** BEGIN Data lines **

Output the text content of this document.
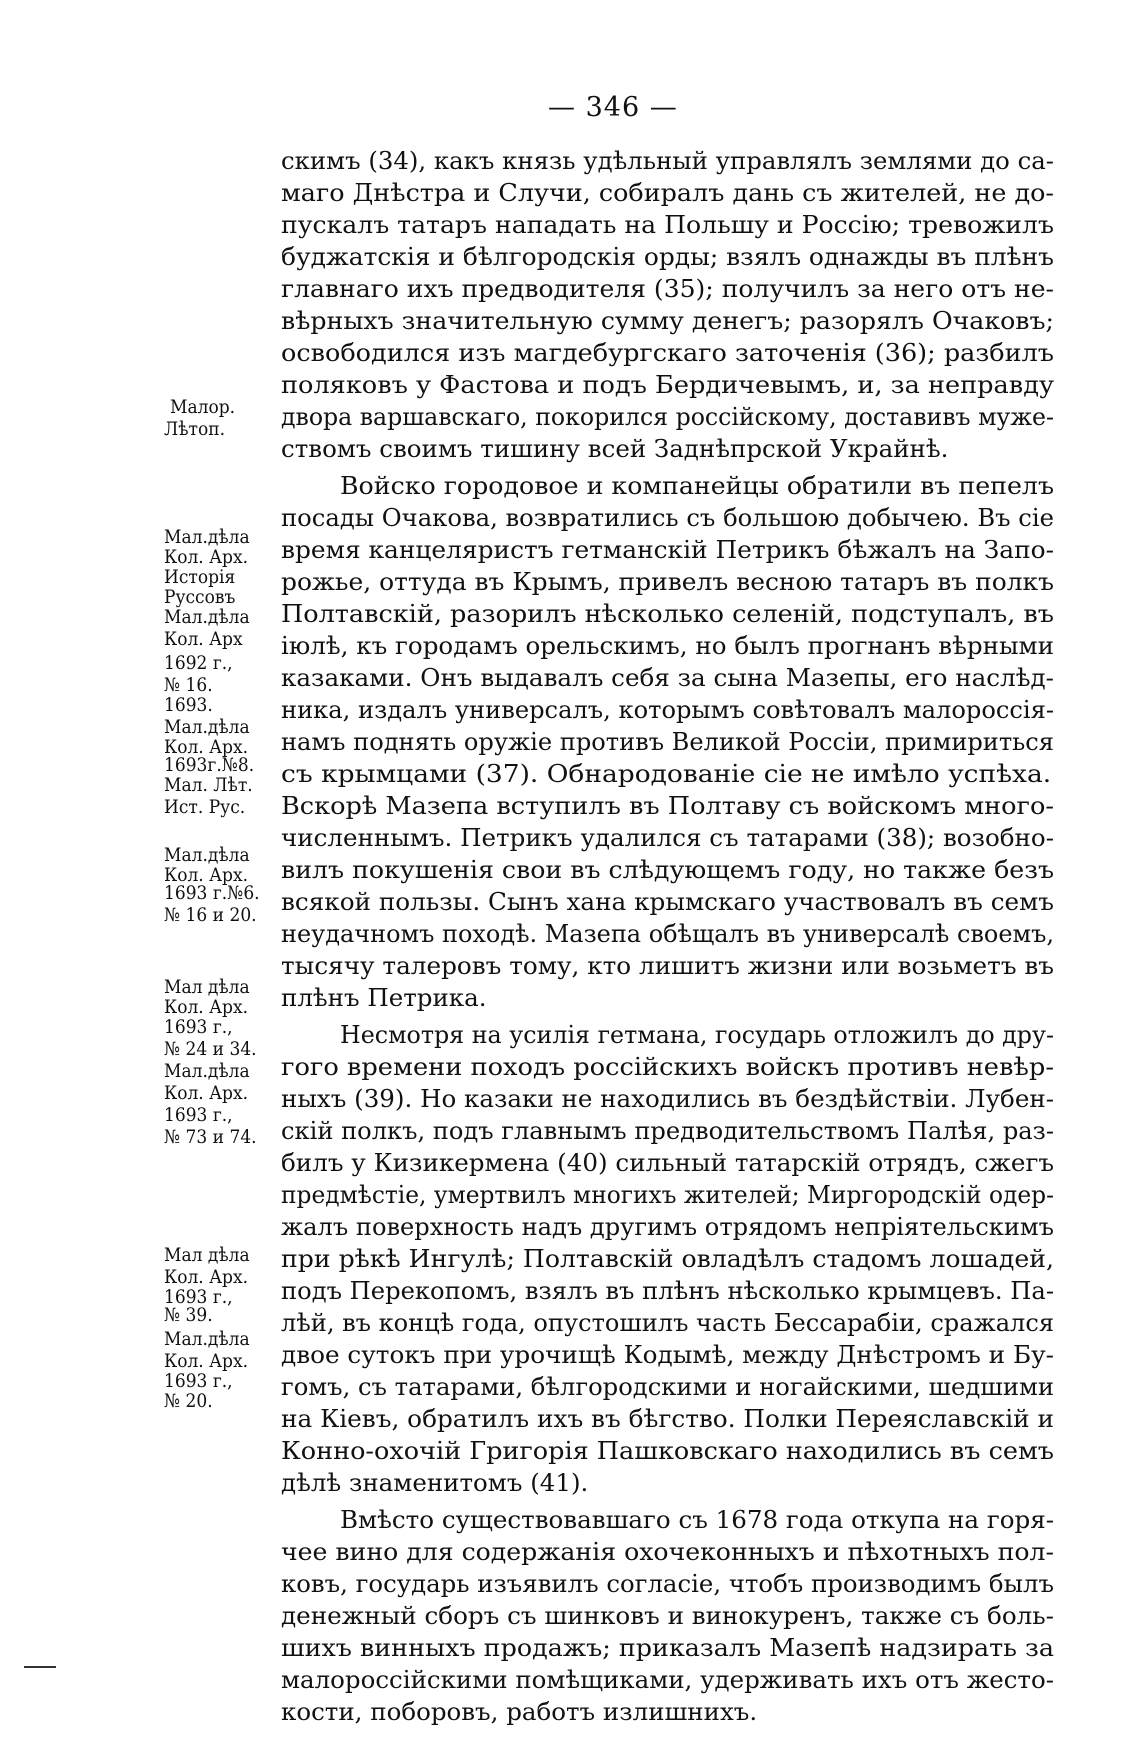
— 346 —
скимъ (34), какъ князь удѣльный управлялъ землями до са-
маго Днѣстра и Случи, собиралъ дань съ жителей, не до-
пускалъ татаръ нападать на Польшу и Россію; тревожилъ
буджатскія и бѣлгородскія орды; взялъ однажды въ плѣнъ
главнаго ихъ предводителя (35); получилъ за него отъ не-
вѣрныхъ значительную сумму денегъ; разорялъ Очаковъ;
освободился изъ магдебургскаго заточенія (36); разбилъ
поляковъ у Фастова и подъ Бердичевымъ, и, за неправду
двора варшавскаго, покорился россійскому, доставивъ муже-
ствомъ своимъ тишину всей Заднѣпрской Украйнѣ.
Войско городовое и компанейцы обратили въ пепелъ
посады Очакова, возвратились съ большою добычею. Въ сіе
время канцеляристъ гетманскій Петрикъ бѣжалъ на Запо-
рожье, оттуда въ Крымъ, привелъ весною татаръ въ полкъ
Полтавскій, разорилъ нѣсколько селеній, подступалъ, въ
іюлѣ, къ городамъ орельскимъ, но былъ прогнанъ вѣрными
казаками. Онъ выдавалъ себя за сына Мазепы, его наслѣд-
ника, издалъ универсалъ, которымъ совѣтовалъ малороссія-
намъ поднять оружіе противъ Великой Россіи, примириться
съ крымцами (37). Обнародованіе сіе не имѣло успѣха.
Вскорѣ Мазепа вступилъ въ Полтаву съ войскомъ много-
численнымъ. Петрикъ удалился съ татарами (38); возобно-
вилъ покушенія свои въ слѣдующемъ году, но также безъ
всякой пользы. Сынъ хана крымскаго участвовалъ въ семъ
неудачномъ походѣ. Мазепа обѣщалъ въ универсалѣ своемъ,
тысячу талеровъ тому, кто лишитъ жизни или возьметъ въ
плѣнъ Петрика.
Несмотря на усилія гетмана, государь отложилъ до дру-
гого времени походъ россійскихъ войскъ противъ невѣр-
ныхъ (39). Но казаки не находились въ бездѣйствіи. Лубен-
скій полкъ, подъ главнымъ предводительствомъ Палѣя, раз-
билъ у Кизикермена (40) сильный татарскій отрядъ, сжегъ
предмѣстіе, умертвилъ многихъ жителей; Миргородскій одер-
жалъ поверхность надъ другимъ отрядомъ непріятельскимъ
при рѣкѣ Ингулѣ; Полтавскій овладѣлъ стадомъ лошадей,
подъ Перекопомъ, взялъ въ плѣнъ нѣсколько крымцевъ. Па-
лѣй, въ концѣ года, опустошилъ часть Бессарабіи, сражался
двое сутокъ при урочищѣ Кодымѣ, между Днѣстромъ и Бу-
гомъ, съ татарами, бѣлгородскими и ногайскими, шедшими
на Кіевъ, обратилъ ихъ въ бѣгство. Полки Переяславскій и
Конно-охочій Григорія Пашковскаго находились въ семъ
дѣлѣ знаменитомъ (41).
Вмѣсто существовавшаго съ 1678 года откупа на горя-
чее вино для содержанія охочеконныхъ и пѣхотныхъ пол-
ковъ, государь изъявилъ согласіе, чтобъ производимъ былъ
денежный сборъ съ шинковъ и винокуренъ, также съ боль-
шихъ винныхъ продажъ; приказалъ Мазепѣ надзирать за
малороссійскими помѣщиками, удерживать ихъ отъ жесто-
кости, поборовъ, работъ излишнихъ.
Малор.
Лѣтоп.
Мал.дѣла
Кол. Арх.
Исторія
Руссовъ
Мал.дѣла
Кол. Арх
1692 г.,
№ 16.
1693.
Мал.дѣла
Кол. Арх.
1693г.№8.
Мал. Лѣт.
Ист. Рус.
Мал.дѣла
Кол. Арх.
1693 г.№6.
№ 16 и 20.
Мал дѣла
Кол. Арх.
1693 г.,
№ 24 и 34.
Мал.дѣла
Кол. Арх.
1693 г.,
№ 73 и 74.
Мал дѣла
Кол. Арх.
1693 г.,
№ 39.
Мал.дѣла
Кол. Арх.
1693 г.,
№ 20.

** END Data lines **

Goal >>
Repeat the records in full, exactly as they appear, without the pictures.

Answer to this task >>
Output the text content of this document.
— 346 —
скимъ (34), какъ князь удѣльный управлялъ землями до са-
маго Днѣстра и Случи, собиралъ дань съ жителей, не до-
пускалъ татаръ нападать на Польшу и Россію; тревожилъ
буджатскія и бѣлгородскія орды; взялъ однажды въ плѣнъ
главнаго ихъ предводителя (35); получилъ за него отъ не-
вѣрныхъ значительную сумму денегъ; разорялъ Очаковъ;
освободился изъ магдебургскаго заточенія (36); разбилъ
поляковъ у Фастова и подъ Бердичевымъ, и, за неправду
двора варшавскаго, покорился россійскому, доставивъ муже-
ствомъ своимъ тишину всей Заднѣпрской Украйнѣ.
Войско городовое и компанейцы обратили въ пепелъ
посады Очакова, возвратились съ большою добычею. Въ сіе
время канцеляристъ гетманскій Петрикъ бѣжалъ на Запо-
рожье, оттуда въ Крымъ, привелъ весною татаръ въ полкъ
Полтавскій, разорилъ нѣсколько селеній, подступалъ, въ
іюлѣ, къ городамъ орельскимъ, но былъ прогнанъ вѣрными
казаками. Онъ выдавалъ себя за сына Мазепы, его наслѣд-
ника, издалъ универсалъ, которымъ совѣтовалъ малороссія-
намъ поднять оружіе противъ Великой Россіи, примириться
съ крымцами (37). Обнародованіе сіе не имѣло успѣха.
Вскорѣ Мазепа вступилъ въ Полтаву съ войскомъ много-
численнымъ. Петрикъ удалился съ татарами (38); возобно-
вилъ покушенія свои въ слѣдующемъ году, но также безъ
всякой пользы. Сынъ хана крымскаго участвовалъ въ семъ
неудачномъ походѣ. Мазепа обѣщалъ въ универсалѣ своемъ,
тысячу талеровъ тому, кто лишитъ жизни или возьметъ въ
плѣнъ Петрика.
Несмотря на усилія гетмана, государь отложилъ до дру-
гого времени походъ россійскихъ войскъ противъ невѣр-
ныхъ (39). Но казаки не находились въ бездѣйствіи. Лубен-
скій полкъ, подъ главнымъ предводительствомъ Палѣя, раз-
билъ у Кизикермена (40) сильный татарскій отрядъ, сжегъ
предмѣстіе, умертвилъ многихъ жителей; Миргородскій одер-
жалъ поверхность надъ другимъ отрядомъ непріятельскимъ
при рѣкѣ Ингулѣ; Полтавскій овладѣлъ стадомъ лошадей,
подъ Перекопомъ, взялъ въ плѣнъ нѣсколько крымцевъ. Па-
лѣй, въ концѣ года, опустошилъ часть Бессарабіи, сражался
двое сутокъ при урочищѣ Кодымѣ, между Днѣстромъ и Бу-
гомъ, съ татарами, бѣлгородскими и ногайскими, шедшими
на Кіевъ, обратилъ ихъ въ бѣгство. Полки Переяславскій и
Конно-охочій Григорія Пашковскаго находились въ семъ
дѣлѣ знаменитомъ (41).
Вмѣсто существовавшаго съ 1678 года откупа на горя-
чее вино для содержанія охочеконныхъ и пѣхотныхъ пол-
ковъ, государь изъявилъ согласіе, чтобъ производимъ былъ
денежный сборъ съ шинковъ и винокуренъ, также съ боль-
шихъ винныхъ продажъ; приказалъ Мазепѣ надзирать за
малороссійскими помѣщиками, удерживать ихъ отъ жесто-
кости, поборовъ, работъ излишнихъ.
Малор.
Лѣтоп.
Мал.дѣла
Кол. Арх.
Исторія
Руссовъ
Мал.дѣла
Кол. Арх
1692 г.,
№ 16.
1693.
Мал.дѣла
Кол. Арх.
1693г.№8.
Мал. Лѣт.
Ист. Рус.
Мал.дѣла
Кол. Арх.
1693 г.№6.
№ 16 и 20.
Мал дѣла
Кол. Арх.
1693 г.,
№ 24 и 34.
Мал.дѣла
Кол. Арх.
1693 г.,
№ 73 и 74.
Мал дѣла
Кол. Арх.
1693 г.,
№ 39.
Мал.дѣла
Кол. Арх.
1693 г.,
№ 20.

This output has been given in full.